• EXERCISE
Identify all lines below that hold "dorsal" and collect them.

Records from a data source
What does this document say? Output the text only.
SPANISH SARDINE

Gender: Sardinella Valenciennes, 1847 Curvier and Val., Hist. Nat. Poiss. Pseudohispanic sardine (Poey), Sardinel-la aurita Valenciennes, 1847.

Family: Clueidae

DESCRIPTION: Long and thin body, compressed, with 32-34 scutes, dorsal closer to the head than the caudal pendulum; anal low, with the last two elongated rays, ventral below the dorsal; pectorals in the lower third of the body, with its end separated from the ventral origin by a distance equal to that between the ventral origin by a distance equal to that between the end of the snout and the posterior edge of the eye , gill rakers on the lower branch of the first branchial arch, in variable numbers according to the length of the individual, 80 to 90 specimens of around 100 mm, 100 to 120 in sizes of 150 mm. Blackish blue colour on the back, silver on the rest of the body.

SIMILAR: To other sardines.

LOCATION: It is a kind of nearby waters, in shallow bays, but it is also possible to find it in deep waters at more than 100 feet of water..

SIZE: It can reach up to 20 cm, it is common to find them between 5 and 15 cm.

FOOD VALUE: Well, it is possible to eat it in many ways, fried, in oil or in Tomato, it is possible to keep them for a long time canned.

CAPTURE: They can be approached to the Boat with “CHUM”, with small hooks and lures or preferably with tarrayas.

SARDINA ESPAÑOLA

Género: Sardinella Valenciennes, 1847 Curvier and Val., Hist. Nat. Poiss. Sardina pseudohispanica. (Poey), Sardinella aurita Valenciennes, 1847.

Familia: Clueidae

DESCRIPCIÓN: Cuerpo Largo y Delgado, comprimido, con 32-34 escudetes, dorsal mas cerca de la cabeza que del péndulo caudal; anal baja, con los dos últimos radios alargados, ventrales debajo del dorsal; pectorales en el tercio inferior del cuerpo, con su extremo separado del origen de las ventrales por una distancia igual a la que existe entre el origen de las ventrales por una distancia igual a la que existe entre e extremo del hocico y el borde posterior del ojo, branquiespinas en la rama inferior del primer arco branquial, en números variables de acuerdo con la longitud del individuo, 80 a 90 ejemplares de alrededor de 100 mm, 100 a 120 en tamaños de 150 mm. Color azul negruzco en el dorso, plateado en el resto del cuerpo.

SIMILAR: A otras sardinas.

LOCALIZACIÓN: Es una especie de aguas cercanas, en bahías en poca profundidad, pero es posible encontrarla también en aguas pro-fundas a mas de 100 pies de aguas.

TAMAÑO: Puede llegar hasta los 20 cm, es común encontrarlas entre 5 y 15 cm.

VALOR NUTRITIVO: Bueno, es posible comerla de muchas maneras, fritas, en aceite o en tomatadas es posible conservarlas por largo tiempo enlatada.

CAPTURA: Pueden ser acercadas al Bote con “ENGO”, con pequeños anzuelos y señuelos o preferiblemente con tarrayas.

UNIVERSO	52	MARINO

• ANSWER TO THIS PROBLEM
DESCRIPTION: Long and thin body, compressed, with 32-34 scutes, dorsal closer to the head than the caudal pendulum; anal low, with the last two elongated rays, ventral below the dorsal; pectorals in the lower third of the body, with its end separated from the ventral origin by a distance equal to that between the ventral origin by a distance equal to that between the end of the snout and the posterior edge of the eye , gill rakers on the lower branch of the first branchial arch, in variable numbers according to the length of the individual, 80 to 90 specimens of around 100 mm, 100 to 120 in sizes of 150 mm. Blackish blue colour on the back, silver on the rest of the body.
DESCRIPCIÓN: Cuerpo Largo y Delgado, comprimido, con 32-34 escudetes, dorsal mas cerca de la cabeza que del péndulo caudal; anal baja, con los dos últimos radios alargados, ventrales debajo del dorsal; pectorales en el tercio inferior del cuerpo, con su extremo separado del origen de las ventrales por una distancia igual a la que existe entre el origen de las ventrales por una distancia igual a la que existe entre e extremo del hocico y el borde posterior del ojo, branquiespinas en la rama inferior del primer arco branquial, en números variables de acuerdo con la longitud del individuo, 80 a 90 ejemplares de alrededor de 100 mm, 100 a 120 en tamaños de 150 mm. Color azul negruzco en el dorso, plateado en el resto del cuerpo.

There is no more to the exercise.